Begin Data entries

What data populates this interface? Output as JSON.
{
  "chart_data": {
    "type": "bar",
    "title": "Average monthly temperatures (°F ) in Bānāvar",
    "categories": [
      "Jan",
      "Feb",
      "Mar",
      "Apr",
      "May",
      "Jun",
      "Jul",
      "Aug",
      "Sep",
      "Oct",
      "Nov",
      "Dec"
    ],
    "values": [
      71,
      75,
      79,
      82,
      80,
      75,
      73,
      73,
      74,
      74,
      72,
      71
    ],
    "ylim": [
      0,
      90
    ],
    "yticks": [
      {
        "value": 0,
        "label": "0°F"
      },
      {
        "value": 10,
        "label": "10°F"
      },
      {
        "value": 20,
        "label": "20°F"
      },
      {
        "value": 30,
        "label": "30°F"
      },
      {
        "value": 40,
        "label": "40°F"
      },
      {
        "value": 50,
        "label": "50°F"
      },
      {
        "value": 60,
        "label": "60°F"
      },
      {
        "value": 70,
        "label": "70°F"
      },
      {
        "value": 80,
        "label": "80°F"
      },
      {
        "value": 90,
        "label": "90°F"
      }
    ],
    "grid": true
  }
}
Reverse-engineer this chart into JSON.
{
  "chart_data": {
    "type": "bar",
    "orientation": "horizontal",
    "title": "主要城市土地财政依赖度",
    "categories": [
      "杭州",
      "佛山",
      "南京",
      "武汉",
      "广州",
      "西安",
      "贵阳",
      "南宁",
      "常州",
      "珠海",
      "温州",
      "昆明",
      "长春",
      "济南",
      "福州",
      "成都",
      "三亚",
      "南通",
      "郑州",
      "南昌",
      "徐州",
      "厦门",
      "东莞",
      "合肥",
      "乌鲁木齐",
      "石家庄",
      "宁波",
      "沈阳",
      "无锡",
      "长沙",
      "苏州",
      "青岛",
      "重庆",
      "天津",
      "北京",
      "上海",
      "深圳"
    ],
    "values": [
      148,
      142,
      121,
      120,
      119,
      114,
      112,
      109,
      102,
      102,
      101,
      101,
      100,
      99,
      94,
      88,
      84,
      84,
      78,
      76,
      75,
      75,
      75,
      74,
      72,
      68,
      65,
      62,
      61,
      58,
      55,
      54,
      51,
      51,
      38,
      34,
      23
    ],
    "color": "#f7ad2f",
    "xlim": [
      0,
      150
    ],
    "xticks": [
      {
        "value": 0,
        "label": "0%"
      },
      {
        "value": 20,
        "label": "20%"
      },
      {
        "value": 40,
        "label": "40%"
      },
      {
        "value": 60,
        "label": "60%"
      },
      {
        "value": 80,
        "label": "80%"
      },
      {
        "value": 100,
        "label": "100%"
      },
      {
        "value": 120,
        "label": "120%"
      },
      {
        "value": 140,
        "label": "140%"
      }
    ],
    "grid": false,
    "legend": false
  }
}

End Data entries
Begin Data entries

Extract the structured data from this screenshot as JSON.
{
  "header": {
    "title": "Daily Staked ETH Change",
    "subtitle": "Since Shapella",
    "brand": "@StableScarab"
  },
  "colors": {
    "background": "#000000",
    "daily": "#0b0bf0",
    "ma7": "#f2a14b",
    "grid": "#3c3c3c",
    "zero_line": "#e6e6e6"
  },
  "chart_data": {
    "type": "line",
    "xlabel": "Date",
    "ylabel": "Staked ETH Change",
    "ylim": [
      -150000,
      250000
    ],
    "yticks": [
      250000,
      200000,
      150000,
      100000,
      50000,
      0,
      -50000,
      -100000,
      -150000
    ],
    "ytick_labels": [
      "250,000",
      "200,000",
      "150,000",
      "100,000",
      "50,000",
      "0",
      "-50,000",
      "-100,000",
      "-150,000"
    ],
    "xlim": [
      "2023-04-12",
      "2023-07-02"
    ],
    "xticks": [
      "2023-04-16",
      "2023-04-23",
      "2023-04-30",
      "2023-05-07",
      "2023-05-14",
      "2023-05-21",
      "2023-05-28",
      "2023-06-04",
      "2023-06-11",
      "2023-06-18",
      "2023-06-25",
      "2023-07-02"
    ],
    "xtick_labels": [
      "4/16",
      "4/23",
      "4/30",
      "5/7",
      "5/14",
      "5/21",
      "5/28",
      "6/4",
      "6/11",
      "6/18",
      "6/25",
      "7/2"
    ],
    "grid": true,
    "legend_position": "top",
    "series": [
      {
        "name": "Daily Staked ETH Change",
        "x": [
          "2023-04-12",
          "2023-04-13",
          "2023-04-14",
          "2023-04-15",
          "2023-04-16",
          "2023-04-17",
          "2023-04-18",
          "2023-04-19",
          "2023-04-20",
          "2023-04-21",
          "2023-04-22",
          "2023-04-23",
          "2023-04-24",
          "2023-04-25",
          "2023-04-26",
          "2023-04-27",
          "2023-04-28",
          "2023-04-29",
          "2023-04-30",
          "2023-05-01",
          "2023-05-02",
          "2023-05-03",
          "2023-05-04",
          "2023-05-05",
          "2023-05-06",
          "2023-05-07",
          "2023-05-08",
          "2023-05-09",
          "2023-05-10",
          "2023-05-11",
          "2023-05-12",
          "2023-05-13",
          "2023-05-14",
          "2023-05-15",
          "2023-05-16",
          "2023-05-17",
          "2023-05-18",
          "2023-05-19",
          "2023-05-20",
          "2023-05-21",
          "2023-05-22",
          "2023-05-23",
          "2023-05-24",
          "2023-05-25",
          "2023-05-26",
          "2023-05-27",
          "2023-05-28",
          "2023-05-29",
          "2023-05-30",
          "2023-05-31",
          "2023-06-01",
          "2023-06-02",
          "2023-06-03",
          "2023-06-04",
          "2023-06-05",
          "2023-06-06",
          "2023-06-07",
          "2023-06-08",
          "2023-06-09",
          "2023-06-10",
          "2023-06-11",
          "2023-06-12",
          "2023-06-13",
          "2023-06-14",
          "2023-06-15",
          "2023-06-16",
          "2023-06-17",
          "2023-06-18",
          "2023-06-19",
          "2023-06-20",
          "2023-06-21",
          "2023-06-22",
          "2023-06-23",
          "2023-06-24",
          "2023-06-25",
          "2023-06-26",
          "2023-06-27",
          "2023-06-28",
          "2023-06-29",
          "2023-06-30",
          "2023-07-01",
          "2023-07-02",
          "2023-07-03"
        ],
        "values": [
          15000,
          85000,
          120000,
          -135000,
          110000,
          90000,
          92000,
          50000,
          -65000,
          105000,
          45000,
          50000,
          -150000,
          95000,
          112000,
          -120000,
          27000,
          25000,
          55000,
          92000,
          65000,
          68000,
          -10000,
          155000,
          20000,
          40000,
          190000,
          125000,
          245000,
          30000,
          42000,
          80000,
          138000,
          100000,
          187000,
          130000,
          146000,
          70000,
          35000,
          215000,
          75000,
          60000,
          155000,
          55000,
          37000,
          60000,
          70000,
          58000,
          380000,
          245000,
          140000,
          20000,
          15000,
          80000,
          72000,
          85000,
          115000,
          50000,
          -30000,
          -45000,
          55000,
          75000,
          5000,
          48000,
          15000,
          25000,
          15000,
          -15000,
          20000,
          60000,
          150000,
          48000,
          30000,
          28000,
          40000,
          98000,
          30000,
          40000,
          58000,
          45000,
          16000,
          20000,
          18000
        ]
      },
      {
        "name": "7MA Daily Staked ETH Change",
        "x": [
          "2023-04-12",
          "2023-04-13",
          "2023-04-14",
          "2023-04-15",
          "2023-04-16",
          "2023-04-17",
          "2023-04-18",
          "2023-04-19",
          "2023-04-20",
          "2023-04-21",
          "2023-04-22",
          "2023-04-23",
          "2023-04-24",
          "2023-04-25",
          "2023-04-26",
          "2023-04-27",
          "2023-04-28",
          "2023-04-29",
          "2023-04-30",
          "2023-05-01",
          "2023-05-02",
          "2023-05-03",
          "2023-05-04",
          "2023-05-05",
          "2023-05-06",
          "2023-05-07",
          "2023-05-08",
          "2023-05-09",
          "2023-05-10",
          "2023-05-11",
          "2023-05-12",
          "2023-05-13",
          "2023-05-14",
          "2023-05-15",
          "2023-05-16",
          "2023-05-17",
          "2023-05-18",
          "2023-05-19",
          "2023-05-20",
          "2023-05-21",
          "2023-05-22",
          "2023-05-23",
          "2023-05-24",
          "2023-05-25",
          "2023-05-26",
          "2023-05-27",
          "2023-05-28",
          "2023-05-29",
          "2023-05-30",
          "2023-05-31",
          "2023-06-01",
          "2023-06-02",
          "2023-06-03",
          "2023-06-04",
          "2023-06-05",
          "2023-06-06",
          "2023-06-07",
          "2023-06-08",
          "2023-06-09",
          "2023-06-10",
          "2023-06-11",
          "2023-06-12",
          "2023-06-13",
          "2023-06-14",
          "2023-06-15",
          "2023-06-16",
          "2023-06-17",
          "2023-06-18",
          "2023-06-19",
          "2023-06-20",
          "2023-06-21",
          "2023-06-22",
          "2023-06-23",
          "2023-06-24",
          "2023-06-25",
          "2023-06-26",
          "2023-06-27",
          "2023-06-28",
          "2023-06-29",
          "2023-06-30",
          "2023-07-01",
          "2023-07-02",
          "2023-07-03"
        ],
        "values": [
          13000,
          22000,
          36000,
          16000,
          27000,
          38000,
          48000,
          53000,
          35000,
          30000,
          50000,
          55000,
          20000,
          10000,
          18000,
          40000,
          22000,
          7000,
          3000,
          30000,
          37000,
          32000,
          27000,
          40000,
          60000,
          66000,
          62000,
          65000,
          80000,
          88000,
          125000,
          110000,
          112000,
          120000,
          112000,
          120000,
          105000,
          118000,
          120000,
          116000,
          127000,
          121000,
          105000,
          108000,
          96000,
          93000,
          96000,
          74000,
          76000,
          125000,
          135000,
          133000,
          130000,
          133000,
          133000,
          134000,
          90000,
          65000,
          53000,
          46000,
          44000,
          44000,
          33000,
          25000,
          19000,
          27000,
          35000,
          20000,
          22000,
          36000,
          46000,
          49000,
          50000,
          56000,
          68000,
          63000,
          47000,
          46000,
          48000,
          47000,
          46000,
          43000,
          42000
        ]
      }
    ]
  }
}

End Data entries
Begin Data entries

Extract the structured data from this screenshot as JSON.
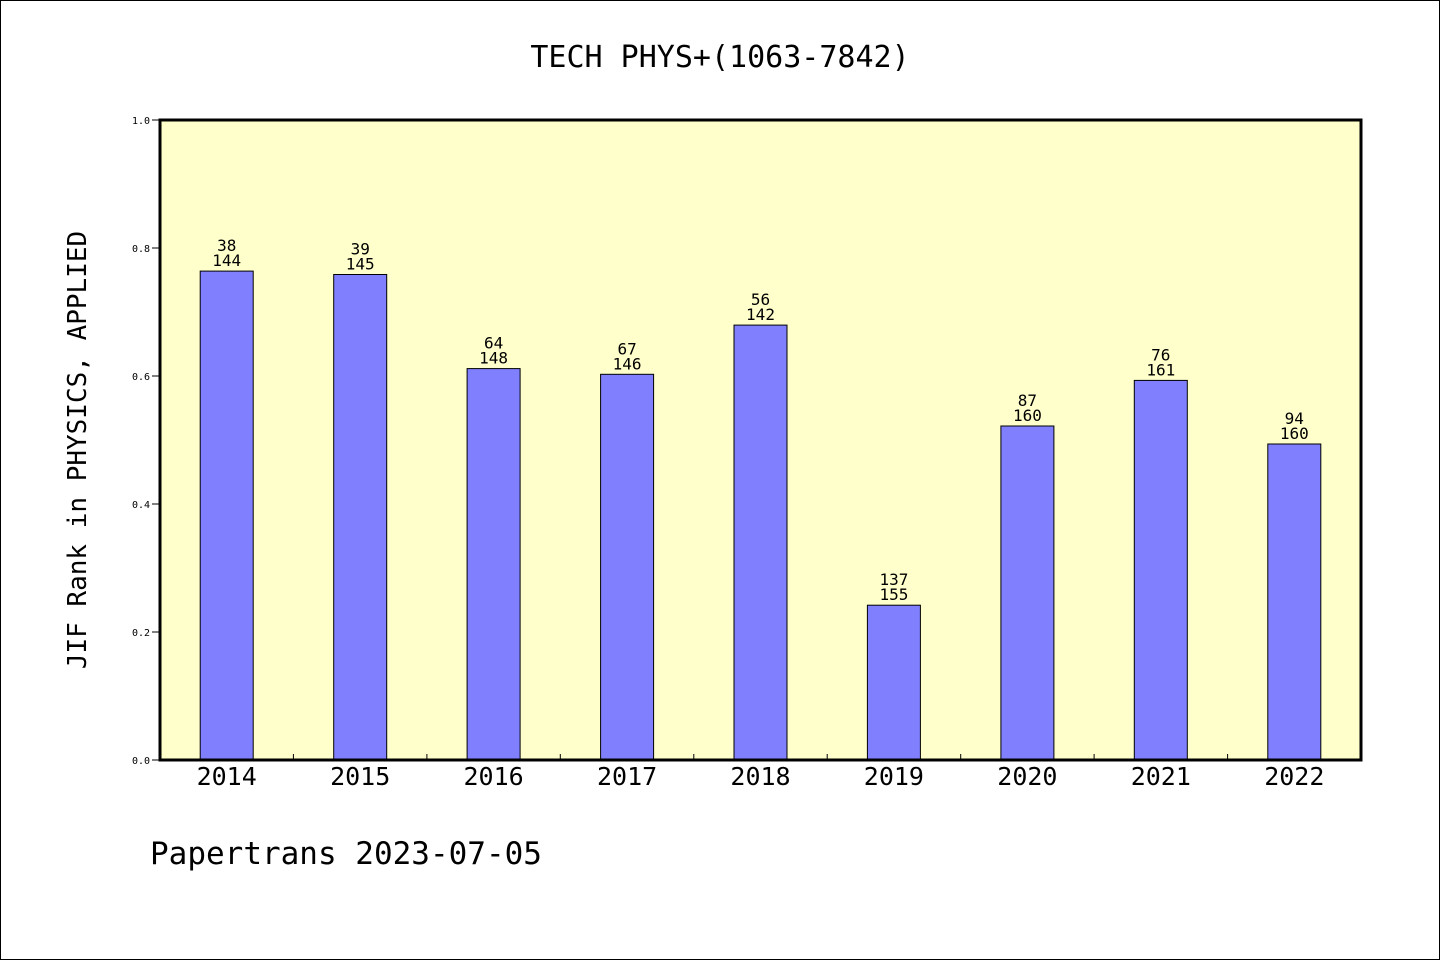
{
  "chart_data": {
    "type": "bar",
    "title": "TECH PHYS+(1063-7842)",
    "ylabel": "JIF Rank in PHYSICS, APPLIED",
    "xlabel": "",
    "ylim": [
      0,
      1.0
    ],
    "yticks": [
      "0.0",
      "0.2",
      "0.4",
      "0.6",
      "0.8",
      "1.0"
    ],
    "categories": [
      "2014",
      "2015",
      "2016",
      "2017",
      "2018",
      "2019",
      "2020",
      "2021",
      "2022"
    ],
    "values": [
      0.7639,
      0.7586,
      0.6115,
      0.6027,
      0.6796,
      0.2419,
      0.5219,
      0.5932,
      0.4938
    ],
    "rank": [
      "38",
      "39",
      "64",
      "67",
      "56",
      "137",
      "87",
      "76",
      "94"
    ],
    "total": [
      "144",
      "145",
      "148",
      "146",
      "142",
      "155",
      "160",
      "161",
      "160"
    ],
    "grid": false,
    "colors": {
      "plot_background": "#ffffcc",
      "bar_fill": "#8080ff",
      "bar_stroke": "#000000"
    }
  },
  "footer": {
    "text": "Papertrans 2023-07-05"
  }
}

End Data entries

=== Exercise task ===
Across the preceding material, how many lines contain the word "this"? State the number alone.

=== Written reply ===
4